ТЕКСТ ДЛЯ АНАЛИЗА |
Когда уже собирались закрыть дверь самолета, неожиданно появился заместитель Главного и стал лично проверять, как расположились люди в салоне. Дойдя до меня, он отреагировал:
— А это что за нарушение?
И отправил меня обратно в гостиницу ждать следующего самолета. Началась томительная жизнь в экспедиции. После бурных испытаний — никакой работы. Время тянется долго, а самолета из Днепропетровска нет. В один из вечеров радио Югославии сообщило, что в катастрофе на полигоне погибло 140 человек. Спустя несколько дней в экспедицию доставили газету "Известия", в ней сообщалось о гибели в авиационной катастрофе маршала М.И. Неделина.
Постоянно одолевали мысли: а как же там дома? А вдруг просочилась какая-нибудь информация о катастрофе. Срочно сажусь и пишу письмо, строжайше соблюдая режим, никаких намеков о катастрофе. Кстати, эту тайну я хранил даже для домашних 30 лет. Письмо же решил для большей убедительности приукрасить, напечатав на конверте на машинке адрес получателя красными буквами. Обратного адреса, естественно, не писал. Письмо вложил в конверт и отправил его через друзей-москвичей, попросив бросить в Москве в почтовый ящик. А сам каждый день узнаю: когда снимут блокаду на запрет отъезда поездом. Наконец, радость! Разрешен отъезд. Через трое с половиной суток прибыл домой. Звоню, открывается дверь. Какая-то заминка, наподобие знаменитой немой сцены из репинской картины "Не ждали". Долгие годы я задавал себе вопрос: почему возникла эта сцена, почему меня встретили как с того света? И лишь спустя десятилетия ситуация прояснилась. Все оказалось на поверку очень просто. На одной из оперативок председатель Днепропетровского совнархоза Н.А. Тихонов, который впоследствии возглавлял Совет Министров СССР, строго конфиденциально сообщил участникам заседания о происшедшей катастрофе. Один из его заместителей после оперативки в коридоре поделился информацией со своим другом — заместителем начальника одного из управлений. Последний, будучи знаком с моей женой, намекнул ей об этом.

ИСХОДНЫЕ СВЕДЕНИЯ |
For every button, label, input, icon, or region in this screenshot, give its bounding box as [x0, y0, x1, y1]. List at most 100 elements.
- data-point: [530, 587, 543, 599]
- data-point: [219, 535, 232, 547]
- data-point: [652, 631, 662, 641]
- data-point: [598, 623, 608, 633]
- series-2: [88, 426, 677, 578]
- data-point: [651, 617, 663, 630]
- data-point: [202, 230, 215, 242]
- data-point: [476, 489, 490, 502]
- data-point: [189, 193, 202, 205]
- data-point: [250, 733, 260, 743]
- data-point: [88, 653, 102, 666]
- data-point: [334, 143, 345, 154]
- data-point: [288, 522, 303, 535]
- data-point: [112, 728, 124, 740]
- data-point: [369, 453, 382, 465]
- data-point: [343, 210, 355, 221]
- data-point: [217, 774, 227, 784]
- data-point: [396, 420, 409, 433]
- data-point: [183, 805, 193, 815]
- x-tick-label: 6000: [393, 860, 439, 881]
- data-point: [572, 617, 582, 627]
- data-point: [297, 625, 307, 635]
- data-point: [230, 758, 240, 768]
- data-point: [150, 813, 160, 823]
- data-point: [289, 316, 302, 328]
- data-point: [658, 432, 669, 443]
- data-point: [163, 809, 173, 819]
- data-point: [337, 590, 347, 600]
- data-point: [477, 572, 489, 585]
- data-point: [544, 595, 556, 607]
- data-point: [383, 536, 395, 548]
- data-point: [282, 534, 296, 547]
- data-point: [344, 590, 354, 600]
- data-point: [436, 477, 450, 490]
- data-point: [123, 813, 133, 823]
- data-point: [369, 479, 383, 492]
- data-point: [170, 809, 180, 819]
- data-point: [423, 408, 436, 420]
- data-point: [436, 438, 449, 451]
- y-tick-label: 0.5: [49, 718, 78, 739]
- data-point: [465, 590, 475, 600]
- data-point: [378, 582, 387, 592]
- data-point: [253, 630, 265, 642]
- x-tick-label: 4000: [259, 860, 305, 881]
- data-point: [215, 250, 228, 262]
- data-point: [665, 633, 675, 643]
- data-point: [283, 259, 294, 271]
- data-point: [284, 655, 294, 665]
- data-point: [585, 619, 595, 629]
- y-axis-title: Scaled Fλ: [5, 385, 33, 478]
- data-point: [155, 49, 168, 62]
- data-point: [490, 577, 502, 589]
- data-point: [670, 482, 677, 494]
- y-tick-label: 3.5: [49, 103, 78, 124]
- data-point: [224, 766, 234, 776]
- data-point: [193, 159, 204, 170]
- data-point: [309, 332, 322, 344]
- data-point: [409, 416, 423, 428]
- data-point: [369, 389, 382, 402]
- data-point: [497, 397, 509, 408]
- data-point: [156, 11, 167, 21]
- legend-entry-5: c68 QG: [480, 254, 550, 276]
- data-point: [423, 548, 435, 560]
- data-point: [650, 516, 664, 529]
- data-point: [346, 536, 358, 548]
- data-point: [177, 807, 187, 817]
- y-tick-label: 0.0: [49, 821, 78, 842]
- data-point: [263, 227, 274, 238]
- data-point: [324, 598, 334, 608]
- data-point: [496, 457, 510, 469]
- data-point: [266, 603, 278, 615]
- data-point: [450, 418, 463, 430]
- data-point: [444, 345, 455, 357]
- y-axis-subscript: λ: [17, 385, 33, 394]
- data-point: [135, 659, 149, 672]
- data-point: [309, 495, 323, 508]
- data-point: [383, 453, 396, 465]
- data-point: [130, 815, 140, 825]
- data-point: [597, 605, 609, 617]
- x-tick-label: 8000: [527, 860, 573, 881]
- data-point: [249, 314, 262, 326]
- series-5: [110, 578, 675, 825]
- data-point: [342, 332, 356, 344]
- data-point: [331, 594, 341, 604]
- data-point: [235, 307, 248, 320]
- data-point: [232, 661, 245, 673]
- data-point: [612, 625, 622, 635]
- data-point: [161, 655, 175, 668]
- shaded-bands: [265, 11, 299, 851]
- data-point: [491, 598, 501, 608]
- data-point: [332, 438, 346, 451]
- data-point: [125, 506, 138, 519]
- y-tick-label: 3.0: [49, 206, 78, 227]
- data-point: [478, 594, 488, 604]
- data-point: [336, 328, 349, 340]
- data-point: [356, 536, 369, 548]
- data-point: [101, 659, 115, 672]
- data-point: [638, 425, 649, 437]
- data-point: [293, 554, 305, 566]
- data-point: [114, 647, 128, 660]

ОПИСАНИЕ ЗАДАНИЯ |
Продолжите, пожалуйста, воспоминания о катастрофе на полигоне, начав сразу после их последнего предложения. Листинг для работы не понадобится.

ОТВЕТ К ЗАДАНИЮ |
Жена же, сопоставив это сообщение с полученным от меня письмом, где на конверте был напечатан на машинке адрес, пришла к выводу, что со мной что-то произошло: видимо письмо было написано до катастрофы, а кто-то его переслал позже.
На следующий день после прибытия домой вышел на работу и сразу был направлен в заводскую медсанчасть на обследование. Но и здесь при попытке выяснить истинную картину происшедшего, натолкнулись на мое полное "непонимание" вопроса. Когда спросили: "Где находился и что делал во время пожара?" — я назвал только время, в течение которого дышал в противогазе. Об остальных сведениях о случившемся, дав подписку о неразглашении, я молчал, "как партизан…".
Так закончилась для одного из участников самая большая трагедия в истории ракетной техники в СССР, о которой он будет хранить строжайшую тайну (от кого?!) целых тридцать лет.